SHORT PROBLEM: Transcribe the listing word for word.

Dataset entries:
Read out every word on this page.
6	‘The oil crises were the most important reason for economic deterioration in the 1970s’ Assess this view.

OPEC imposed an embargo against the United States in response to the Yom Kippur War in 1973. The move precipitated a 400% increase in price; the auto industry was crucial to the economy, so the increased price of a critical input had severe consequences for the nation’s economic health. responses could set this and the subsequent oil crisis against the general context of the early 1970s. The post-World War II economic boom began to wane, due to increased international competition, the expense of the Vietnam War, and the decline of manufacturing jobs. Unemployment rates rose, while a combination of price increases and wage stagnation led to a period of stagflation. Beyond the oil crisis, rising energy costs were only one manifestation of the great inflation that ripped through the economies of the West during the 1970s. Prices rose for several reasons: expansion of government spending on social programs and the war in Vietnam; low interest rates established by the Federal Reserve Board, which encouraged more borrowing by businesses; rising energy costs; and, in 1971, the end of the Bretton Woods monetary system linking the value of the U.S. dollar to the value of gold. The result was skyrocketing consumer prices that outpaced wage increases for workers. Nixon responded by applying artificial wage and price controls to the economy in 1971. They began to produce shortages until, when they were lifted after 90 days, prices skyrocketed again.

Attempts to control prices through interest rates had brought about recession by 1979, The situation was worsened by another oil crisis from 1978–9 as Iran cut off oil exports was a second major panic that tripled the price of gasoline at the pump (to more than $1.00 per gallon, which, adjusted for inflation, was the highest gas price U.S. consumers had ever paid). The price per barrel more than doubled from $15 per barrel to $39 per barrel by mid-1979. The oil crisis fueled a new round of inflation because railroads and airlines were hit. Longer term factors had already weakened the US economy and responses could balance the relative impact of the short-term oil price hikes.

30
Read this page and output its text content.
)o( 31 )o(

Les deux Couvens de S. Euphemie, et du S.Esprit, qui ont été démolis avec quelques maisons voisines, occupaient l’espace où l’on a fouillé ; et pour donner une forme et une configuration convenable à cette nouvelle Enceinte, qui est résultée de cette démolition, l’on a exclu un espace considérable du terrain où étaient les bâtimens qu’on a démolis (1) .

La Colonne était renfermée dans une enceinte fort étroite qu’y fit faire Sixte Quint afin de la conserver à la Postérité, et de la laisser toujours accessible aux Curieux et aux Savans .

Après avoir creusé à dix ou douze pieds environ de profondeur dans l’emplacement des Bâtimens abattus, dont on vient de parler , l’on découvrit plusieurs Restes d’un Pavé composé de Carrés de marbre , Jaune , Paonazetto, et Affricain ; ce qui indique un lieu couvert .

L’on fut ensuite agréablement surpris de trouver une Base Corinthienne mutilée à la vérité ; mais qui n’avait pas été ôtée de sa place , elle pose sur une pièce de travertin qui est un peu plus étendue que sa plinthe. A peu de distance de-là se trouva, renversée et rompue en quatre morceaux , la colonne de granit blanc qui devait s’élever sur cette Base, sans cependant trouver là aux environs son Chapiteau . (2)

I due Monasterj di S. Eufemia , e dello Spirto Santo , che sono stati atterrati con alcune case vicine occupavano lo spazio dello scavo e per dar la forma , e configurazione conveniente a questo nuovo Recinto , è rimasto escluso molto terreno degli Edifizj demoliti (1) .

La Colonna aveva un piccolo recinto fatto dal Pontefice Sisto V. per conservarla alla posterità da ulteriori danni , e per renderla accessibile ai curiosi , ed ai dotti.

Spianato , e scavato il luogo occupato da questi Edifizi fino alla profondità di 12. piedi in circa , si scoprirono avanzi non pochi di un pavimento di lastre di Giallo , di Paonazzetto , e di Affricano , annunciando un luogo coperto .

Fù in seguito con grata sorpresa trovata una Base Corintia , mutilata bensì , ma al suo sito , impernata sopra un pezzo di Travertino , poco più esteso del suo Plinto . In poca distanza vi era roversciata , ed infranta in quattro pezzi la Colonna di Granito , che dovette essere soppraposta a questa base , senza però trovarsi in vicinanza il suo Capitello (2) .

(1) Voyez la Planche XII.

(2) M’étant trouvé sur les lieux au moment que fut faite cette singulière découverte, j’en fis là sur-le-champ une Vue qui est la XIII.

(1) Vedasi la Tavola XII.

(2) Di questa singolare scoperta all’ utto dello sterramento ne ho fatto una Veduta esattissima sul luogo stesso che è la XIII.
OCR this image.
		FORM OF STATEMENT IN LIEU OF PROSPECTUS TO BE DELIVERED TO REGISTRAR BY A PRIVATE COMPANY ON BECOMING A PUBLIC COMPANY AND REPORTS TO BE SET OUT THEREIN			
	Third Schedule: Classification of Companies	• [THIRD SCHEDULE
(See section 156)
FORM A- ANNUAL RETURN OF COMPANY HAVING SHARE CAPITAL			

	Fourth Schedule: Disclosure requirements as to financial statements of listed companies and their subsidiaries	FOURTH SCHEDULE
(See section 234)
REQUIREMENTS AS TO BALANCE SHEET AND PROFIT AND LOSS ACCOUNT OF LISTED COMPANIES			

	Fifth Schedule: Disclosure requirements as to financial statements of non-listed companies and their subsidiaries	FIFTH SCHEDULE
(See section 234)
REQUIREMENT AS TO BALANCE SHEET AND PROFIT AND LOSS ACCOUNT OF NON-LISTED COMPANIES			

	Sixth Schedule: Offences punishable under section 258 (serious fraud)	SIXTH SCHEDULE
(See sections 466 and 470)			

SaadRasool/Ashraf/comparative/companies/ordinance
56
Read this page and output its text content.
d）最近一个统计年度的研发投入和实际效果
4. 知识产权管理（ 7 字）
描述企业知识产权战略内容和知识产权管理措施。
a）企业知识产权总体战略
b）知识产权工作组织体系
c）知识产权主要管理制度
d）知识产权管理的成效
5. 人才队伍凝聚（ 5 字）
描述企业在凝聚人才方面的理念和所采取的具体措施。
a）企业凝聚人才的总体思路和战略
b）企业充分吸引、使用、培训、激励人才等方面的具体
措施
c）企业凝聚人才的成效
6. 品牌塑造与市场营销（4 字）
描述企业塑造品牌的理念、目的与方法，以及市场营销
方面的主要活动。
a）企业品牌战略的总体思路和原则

TASK ANSWER:
Read out every word on this page.
6	‘The oil crises were the most important reason for economic deterioration in the 1970s’ Assess this view.

OPEC imposed an embargo against the United States in response to the Yom Kippur War in 1973. The move precipitated a 400% increase in price; the auto industry was crucial to the economy, so the increased price of a critical input had severe consequences for the nation’s economic health. responses could set this and the subsequent oil crisis against the general context of the early 1970s. The post-World War II economic boom began to wane, due to increased international competition, the expense of the Vietnam War, and the decline of manufacturing jobs. Unemployment rates rose, while a combination of price increases and wage stagnation led to a period of stagflation. Beyond the oil crisis, rising energy costs were only one manifestation of the great inflation that ripped through the economies of the West during the 1970s. Prices rose for several reasons: expansion of government spending on social programs and the war in Vietnam; low interest rates established by the Federal Reserve Board, which encouraged more borrowing by businesses; rising energy costs; and, in 1971, the end of the Bretton Woods monetary system linking the value of the U.S. dollar to the value of gold. The result was skyrocketing consumer prices that outpaced wage increases for workers. Nixon responded by applying artificial wage and price controls to the economy in 1971. They began to produce shortages until, when they were lifted after 90 days, prices skyrocketed again.

Attempts to control prices through interest rates had brought about recession by 1979, The situation was worsened by another oil crisis from 1978–9 as Iran cut off oil exports was a second major panic that tripled the price of gasoline at the pump (to more than $1.00 per gallon, which, adjusted for inflation, was the highest gas price U.S. consumers had ever paid). The price per barrel more than doubled from $15 per barrel to $39 per barrel by mid-1979. The oil crisis fueled a new round of inflation because railroads and airlines were hit. Longer term factors had already weakened the US economy and responses could balance the relative impact of the short-term oil price hikes.

30
Read this page and output its text content.
)o( 31 )o(

Les deux Couvens de S. Euphemie, et du S.Esprit, qui ont été démolis avec quelques maisons voisines, occupaient l’espace où l’on a fouillé ; et pour donner une forme et une configuration convenable à cette nouvelle Enceinte, qui est résultée de cette démolition, l’on a exclu un espace considérable du terrain où étaient les bâtimens qu’on a démolis (1) .

La Colonne était renfermée dans une enceinte fort étroite qu’y fit faire Sixte Quint afin de la conserver à la Postérité, et de la laisser toujours accessible aux Curieux et aux Savans .

Après avoir creusé à dix ou douze pieds environ de profondeur dans l’emplacement des Bâtimens abattus, dont on vient de parler , l’on découvrit plusieurs Restes d’un Pavé composé de Carrés de marbre , Jaune , Paonazetto, et Affricain ; ce qui indique un lieu couvert .

L’on fut ensuite agréablement surpris de trouver une Base Corinthienne mutilée à la vérité ; mais qui n’avait pas été ôtée de sa place , elle pose sur une pièce de travertin qui est un peu plus étendue que sa plinthe. A peu de distance de-là se trouva, renversée et rompue en quatre morceaux , la colonne de granit blanc qui devait s’élever sur cette Base, sans cependant trouver là aux environs son Chapiteau . (2)

I due Monasterj di S. Eufemia , e dello Spirto Santo , che sono stati atterrati con alcune case vicine occupavano lo spazio dello scavo e per dar la forma , e configurazione conveniente a questo nuovo Recinto , è rimasto escluso molto terreno degli Edifizj demoliti (1) .

La Colonna aveva un piccolo recinto fatto dal Pontefice Sisto V. per conservarla alla posterità da ulteriori danni , e per renderla accessibile ai curiosi , ed ai dotti.

Spianato , e scavato il luogo occupato da questi Edifizi fino alla profondità di 12. piedi in circa , si scoprirono avanzi non pochi di un pavimento di lastre di Giallo , di Paonazzetto , e di Affricano , annunciando un luogo coperto .

Fù in seguito con grata sorpresa trovata una Base Corintia , mutilata bensì , ma al suo sito , impernata sopra un pezzo di Travertino , poco più esteso del suo Plinto . In poca distanza vi era roversciata , ed infranta in quattro pezzi la Colonna di Granito , che dovette essere soppraposta a questa base , senza però trovarsi in vicinanza il suo Capitello (2) .

(1) Voyez la Planche XII.

(2) M’étant trouvé sur les lieux au moment que fut faite cette singulière découverte, j’en fis là sur-le-champ une Vue qui est la XIII.

(1) Vedasi la Tavola XII.

(2) Di questa singolare scoperta all’ utto dello sterramento ne ho fatto una Veduta esattissima sul luogo stesso che è la XIII.
OCR this image.
		FORM OF STATEMENT IN LIEU OF PROSPECTUS TO BE DELIVERED TO REGISTRAR BY A PRIVATE COMPANY ON BECOMING A PUBLIC COMPANY AND REPORTS TO BE SET OUT THEREIN			
	Third Schedule: Classification of Companies	• [THIRD SCHEDULE
(See section 156)
FORM A- ANNUAL RETURN OF COMPANY HAVING SHARE CAPITAL			

	Fourth Schedule: Disclosure requirements as to financial statements of listed companies and their subsidiaries	FOURTH SCHEDULE
(See section 234)
REQUIREMENTS AS TO BALANCE SHEET AND PROFIT AND LOSS ACCOUNT OF LISTED COMPANIES			

	Fifth Schedule: Disclosure requirements as to financial statements of non-listed companies and their subsidiaries	FIFTH SCHEDULE
(See section 234)
REQUIREMENT AS TO BALANCE SHEET AND PROFIT AND LOSS ACCOUNT OF NON-LISTED COMPANIES			

	Sixth Schedule: Offences punishable under section 258 (serious fraud)	SIXTH SCHEDULE
(See sections 466 and 470)			

SaadRasool/Ashraf/comparative/companies/ordinance
56
Read this page and output its text content.
d）最近一个统计年度的研发投入和实际效果
4. 知识产权管理（ 7 字）
描述企业知识产权战略内容和知识产权管理措施。
a）企业知识产权总体战略
b）知识产权工作组织体系
c）知识产权主要管理制度
d）知识产权管理的成效
5. 人才队伍凝聚（ 5 字）
描述企业在凝聚人才方面的理念和所采取的具体措施。
a）企业凝聚人才的总体思路和战略
b）企业充分吸引、使用、培训、激励人才等方面的具体
措施
c）企业凝聚人才的成效
6. 品牌塑造与市场营销（4 字）
描述企业塑造品牌的理念、目的与方法，以及市场营销
方面的主要活动。
a）企业品牌战略的总体思路和原则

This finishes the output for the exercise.